### [Set exercise]
Single out each line with the word "color" and copy it.

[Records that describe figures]

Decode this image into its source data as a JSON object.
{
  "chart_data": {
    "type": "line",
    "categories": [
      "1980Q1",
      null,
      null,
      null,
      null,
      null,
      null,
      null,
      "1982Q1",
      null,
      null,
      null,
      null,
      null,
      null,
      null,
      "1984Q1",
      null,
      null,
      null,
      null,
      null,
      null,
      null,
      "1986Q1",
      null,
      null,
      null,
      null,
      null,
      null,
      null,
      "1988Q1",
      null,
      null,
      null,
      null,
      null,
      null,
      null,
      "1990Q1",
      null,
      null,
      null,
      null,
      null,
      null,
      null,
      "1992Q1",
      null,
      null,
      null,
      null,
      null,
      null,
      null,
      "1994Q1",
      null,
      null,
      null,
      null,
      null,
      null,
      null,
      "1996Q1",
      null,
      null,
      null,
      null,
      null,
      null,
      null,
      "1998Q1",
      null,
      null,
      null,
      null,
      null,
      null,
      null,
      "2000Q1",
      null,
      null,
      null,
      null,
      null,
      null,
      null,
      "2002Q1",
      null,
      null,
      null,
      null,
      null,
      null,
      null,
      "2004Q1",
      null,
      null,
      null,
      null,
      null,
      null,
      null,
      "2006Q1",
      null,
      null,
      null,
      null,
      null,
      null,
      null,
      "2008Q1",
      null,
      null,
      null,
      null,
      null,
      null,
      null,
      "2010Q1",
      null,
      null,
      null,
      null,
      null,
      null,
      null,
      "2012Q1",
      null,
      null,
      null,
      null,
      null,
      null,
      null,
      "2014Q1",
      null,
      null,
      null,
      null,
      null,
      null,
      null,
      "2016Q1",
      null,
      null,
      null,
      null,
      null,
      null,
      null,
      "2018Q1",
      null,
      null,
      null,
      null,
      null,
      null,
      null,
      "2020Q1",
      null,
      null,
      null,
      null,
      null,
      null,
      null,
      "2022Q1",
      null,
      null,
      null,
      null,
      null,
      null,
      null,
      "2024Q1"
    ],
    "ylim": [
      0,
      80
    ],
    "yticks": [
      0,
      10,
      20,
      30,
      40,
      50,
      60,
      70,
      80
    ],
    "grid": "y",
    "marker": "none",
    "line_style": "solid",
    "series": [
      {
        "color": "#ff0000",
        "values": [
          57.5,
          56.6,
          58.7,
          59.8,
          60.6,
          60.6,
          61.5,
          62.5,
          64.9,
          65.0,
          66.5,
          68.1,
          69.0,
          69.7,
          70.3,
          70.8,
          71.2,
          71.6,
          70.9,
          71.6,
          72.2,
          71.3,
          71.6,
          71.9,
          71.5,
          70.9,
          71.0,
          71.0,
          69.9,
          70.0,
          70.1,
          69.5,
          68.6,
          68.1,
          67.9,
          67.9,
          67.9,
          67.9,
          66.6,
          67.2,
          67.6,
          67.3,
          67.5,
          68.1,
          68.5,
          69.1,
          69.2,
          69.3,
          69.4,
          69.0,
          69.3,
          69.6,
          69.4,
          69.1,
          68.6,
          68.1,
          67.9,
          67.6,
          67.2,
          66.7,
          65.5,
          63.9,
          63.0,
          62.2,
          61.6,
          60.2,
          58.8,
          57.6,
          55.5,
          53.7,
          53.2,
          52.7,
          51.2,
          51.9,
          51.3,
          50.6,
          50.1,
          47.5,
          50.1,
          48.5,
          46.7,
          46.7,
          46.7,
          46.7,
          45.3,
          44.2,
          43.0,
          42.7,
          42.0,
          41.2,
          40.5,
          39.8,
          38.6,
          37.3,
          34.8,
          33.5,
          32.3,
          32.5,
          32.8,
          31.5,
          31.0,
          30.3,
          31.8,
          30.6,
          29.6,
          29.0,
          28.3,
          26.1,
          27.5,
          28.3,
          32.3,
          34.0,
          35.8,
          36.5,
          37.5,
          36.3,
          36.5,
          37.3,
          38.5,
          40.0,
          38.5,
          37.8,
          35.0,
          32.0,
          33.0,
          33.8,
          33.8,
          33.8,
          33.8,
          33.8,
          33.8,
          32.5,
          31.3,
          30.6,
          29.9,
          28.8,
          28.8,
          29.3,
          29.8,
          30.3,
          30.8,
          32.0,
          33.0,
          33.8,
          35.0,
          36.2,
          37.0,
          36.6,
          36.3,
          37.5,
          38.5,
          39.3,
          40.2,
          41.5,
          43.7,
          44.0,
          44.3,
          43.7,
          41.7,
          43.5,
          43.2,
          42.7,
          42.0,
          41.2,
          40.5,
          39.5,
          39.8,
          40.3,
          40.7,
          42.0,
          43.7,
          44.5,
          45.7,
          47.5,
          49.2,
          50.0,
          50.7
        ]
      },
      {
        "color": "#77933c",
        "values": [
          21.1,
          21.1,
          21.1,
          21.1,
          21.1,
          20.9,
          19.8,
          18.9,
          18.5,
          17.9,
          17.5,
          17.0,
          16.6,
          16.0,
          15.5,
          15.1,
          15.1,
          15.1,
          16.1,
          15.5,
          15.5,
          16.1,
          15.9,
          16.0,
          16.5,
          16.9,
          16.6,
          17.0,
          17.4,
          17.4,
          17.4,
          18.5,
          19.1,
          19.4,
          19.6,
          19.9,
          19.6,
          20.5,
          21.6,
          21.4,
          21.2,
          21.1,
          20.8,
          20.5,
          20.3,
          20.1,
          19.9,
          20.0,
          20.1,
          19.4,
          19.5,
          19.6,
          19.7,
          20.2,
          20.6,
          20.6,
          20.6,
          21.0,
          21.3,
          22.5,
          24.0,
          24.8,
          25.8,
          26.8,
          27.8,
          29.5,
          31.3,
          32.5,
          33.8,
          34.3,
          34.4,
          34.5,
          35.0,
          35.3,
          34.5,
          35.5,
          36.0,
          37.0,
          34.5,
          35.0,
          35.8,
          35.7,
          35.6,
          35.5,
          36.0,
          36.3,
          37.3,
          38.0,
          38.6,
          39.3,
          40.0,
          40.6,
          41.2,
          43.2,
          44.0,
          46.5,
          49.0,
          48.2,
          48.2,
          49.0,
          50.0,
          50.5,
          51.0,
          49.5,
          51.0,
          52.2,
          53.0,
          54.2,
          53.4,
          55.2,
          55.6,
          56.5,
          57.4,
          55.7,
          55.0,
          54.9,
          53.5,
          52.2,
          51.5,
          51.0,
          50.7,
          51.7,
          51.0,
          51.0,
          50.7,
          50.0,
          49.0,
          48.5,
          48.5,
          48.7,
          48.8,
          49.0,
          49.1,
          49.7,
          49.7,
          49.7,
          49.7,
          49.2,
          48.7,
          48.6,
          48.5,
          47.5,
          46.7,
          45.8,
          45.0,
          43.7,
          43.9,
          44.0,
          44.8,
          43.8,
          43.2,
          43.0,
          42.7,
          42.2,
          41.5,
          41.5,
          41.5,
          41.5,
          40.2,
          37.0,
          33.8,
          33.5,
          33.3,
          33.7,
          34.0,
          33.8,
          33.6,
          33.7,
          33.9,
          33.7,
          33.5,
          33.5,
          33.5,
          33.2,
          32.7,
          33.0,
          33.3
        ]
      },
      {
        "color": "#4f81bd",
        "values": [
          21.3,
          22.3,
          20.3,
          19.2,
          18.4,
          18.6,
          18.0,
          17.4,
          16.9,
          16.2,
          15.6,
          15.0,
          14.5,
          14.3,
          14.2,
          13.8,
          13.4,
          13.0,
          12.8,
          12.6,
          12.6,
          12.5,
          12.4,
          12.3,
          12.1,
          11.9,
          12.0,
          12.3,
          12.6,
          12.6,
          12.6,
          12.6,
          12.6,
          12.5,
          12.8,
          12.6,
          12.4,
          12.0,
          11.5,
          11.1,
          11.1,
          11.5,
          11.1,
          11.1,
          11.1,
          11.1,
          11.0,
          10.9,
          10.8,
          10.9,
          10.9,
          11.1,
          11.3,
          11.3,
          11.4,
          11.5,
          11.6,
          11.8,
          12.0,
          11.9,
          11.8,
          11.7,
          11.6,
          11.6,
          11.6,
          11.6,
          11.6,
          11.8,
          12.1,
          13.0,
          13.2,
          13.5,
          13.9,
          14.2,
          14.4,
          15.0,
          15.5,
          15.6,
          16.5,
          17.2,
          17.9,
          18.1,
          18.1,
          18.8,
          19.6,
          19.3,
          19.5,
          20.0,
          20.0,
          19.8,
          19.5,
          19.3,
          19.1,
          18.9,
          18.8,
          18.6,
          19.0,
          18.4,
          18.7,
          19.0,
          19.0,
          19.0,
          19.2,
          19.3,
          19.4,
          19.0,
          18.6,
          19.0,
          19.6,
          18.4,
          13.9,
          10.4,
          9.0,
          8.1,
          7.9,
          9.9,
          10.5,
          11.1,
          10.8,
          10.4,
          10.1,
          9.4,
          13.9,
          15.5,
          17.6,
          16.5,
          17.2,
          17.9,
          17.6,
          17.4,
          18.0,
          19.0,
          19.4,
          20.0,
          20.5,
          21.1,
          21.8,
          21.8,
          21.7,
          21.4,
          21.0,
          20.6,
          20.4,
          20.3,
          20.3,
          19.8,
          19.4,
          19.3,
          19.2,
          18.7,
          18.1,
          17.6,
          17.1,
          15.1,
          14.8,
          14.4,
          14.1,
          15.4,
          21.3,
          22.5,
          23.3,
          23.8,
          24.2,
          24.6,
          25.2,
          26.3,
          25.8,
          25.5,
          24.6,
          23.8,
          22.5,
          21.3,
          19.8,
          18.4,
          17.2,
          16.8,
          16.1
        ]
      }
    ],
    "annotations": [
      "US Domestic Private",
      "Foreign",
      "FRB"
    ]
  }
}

### [Correct answer]
        "color": "#ff0000",
        "color": "#77933c",
        "color": "#4f81bd",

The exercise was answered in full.